(Stored records)
-=-=-

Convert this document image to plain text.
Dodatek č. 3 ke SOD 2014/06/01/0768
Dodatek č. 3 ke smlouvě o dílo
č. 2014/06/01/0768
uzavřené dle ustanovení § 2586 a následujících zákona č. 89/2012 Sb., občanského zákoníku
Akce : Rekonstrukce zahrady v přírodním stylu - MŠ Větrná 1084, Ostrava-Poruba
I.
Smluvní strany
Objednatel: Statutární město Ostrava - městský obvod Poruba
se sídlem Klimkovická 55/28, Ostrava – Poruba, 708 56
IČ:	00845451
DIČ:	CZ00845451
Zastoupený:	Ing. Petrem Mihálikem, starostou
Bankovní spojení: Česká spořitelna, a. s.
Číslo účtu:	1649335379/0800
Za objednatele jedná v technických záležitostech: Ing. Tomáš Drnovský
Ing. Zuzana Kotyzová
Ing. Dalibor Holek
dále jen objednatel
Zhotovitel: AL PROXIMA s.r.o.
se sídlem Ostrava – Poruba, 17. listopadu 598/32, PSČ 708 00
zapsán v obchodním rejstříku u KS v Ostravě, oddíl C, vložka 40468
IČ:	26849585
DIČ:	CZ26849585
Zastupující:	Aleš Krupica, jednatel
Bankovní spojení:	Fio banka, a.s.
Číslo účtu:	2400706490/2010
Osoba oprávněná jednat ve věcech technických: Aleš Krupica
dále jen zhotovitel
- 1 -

-=-=-

Work to do: Locate the word "Aleš" in the records above, and return each line that has it.

Task output:
Zastupující:	Aleš Krupica, jednatel
Osoba oprávněná jednat ve věcech technických: Aleš Krupica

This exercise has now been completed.